**Description of the task:** Leave out the pictures and copy each record below exactly.

[start Data to use]

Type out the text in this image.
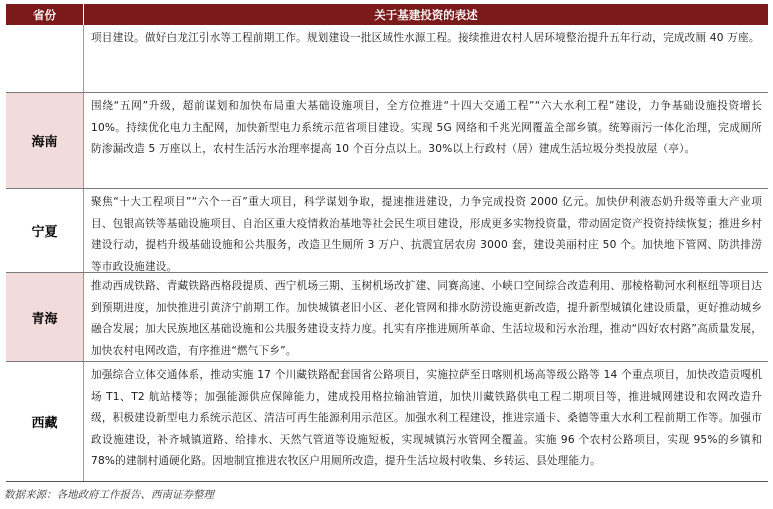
省份	关于基建投资的表述
项目建设。做好白龙江引水等工程前期工作。规划建设一批区域性水源工程。接续推进农村人居环境整治提升五年行动，完成改厕 40 万座。
海南
围绕“五网”升级，超前谋划和加快布局重大基础设施项目，全方位推进“十四大交通工程”“六大水利工程”建设，力争基础设施投资增长 10%。持续优化电力主配网，加快新型电力系统示范省项目建设。实现 5G 网络和千兆光网覆盖全部乡镇。统筹雨污一体化治理，完成厕所防渗漏改造 5 万座以上，农村生活污水治理率提高 10 个百分点以上。30%以上行政村（居）建成生活垃圾分类投放屋（亭）。
宁夏
聚焦“十大工程项目”“六个一百”重大项目，科学谋划争取，提速推进建设，力争完成投资 2000 亿元。加快伊利液态奶升级等重大产业项目、包银高铁等基础设施项目、自治区重大疫情救治基地等社会民生项目建设，形成更多实物投资量，带动固定资产投资持续恢复；推进乡村建设行动，提档升级基础设施和公共服务，改造卫生厕所 3 万户、抗震宜居农房 3000 套，建设美丽村庄 50 个。加快地下管网、防洪排涝等市政设施建设。
青海
推动西成铁路、青藏铁路西格段提质、西宁机场三期、玉树机场改扩建、同赛高速、小峡口空间综合改造利用、那棱格勒河水利枢纽等项目达到预期进度，加快推进引黄济宁前期工作。加快城镇老旧小区、老化管网和排水防涝设施更新改造，提升新型城镇化建设质量，更好推动城乡融合发展；加大民族地区基础设施和公共服务建设支持力度。扎实有序推进厕所革命、生活垃圾和污水治理，推动“四好农村路”高质量发展，加快农村电网改造，有序推进“燃气下乡”。
西藏
加强综合立体交通体系，推动实施 17 个川藏铁路配套国省公路项目，实施拉萨至日喀则机场高等级公路等 14 个重点项目，加快改造贡嘎机场 T1、T2 航站楼等；加强能源供应保障能力，建成投用格拉输油管道，加快川藏铁路供电工程二期项目等，推进城网建设和农网改造升级，积极建设新型电力系统示范区、清洁可再生能源利用示范区。加强水利工程建设，推进宗通卡、桑德等重大水利工程前期工作等。加强市政设施建设，补齐城镇道路、给排水、天然气管道等设施短板，实现城镇污水管网全覆盖。实施 96 个农村公路项目，实现 95%的乡镇和 78%的建制村通硬化路。因地制宜推进农牧区户用厕所改造，提升生活垃圾村收集、乡转运、县处理能力。
数据来源：各地政府工作报告、西南证券整理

[end Data to use]

**Exercise output:**
Type out the text in this image.
省份	关于基建投资的表述
项目建设。做好白龙江引水等工程前期工作。规划建设一批区域性水源工程。接续推进农村人居环境整治提升五年行动，完成改厕 40 万座。
海南
围绕“五网”升级，超前谋划和加快布局重大基础设施项目，全方位推进“十四大交通工程”“六大水利工程”建设，力争基础设施投资增长 10%。持续优化电力主配网，加快新型电力系统示范省项目建设。实现 5G 网络和千兆光网覆盖全部乡镇。统筹雨污一体化治理，完成厕所防渗漏改造 5 万座以上，农村生活污水治理率提高 10 个百分点以上。30%以上行政村（居）建成生活垃圾分类投放屋（亭）。
宁夏
聚焦“十大工程项目”“六个一百”重大项目，科学谋划争取，提速推进建设，力争完成投资 2000 亿元。加快伊利液态奶升级等重大产业项目、包银高铁等基础设施项目、自治区重大疫情救治基地等社会民生项目建设，形成更多实物投资量，带动固定资产投资持续恢复；推进乡村建设行动，提档升级基础设施和公共服务，改造卫生厕所 3 万户、抗震宜居农房 3000 套，建设美丽村庄 50 个。加快地下管网、防洪排涝等市政设施建设。
青海
推动西成铁路、青藏铁路西格段提质、西宁机场三期、玉树机场改扩建、同赛高速、小峡口空间综合改造利用、那棱格勒河水利枢纽等项目达到预期进度，加快推进引黄济宁前期工作。加快城镇老旧小区、老化管网和排水防涝设施更新改造，提升新型城镇化建设质量，更好推动城乡融合发展；加大民族地区基础设施和公共服务建设支持力度。扎实有序推进厕所革命、生活垃圾和污水治理，推动“四好农村路”高质量发展，加快农村电网改造，有序推进“燃气下乡”。
西藏
加强综合立体交通体系，推动实施 17 个川藏铁路配套国省公路项目，实施拉萨至日喀则机场高等级公路等 14 个重点项目，加快改造贡嘎机场 T1、T2 航站楼等；加强能源供应保障能力，建成投用格拉输油管道，加快川藏铁路供电工程二期项目等，推进城网建设和农网改造升级，积极建设新型电力系统示范区、清洁可再生能源利用示范区。加强水利工程建设，推进宗通卡、桑德等重大水利工程前期工作等。加强市政设施建设，补齐城镇道路、给排水、天然气管道等设施短板，实现城镇污水管网全覆盖。实施 96 个农村公路项目，实现 95%的乡镇和 78%的建制村通硬化路。因地制宜推进农牧区户用厕所改造，提升生活垃圾村收集、乡转运、县处理能力。
数据来源：各地政府工作报告、西南证券整理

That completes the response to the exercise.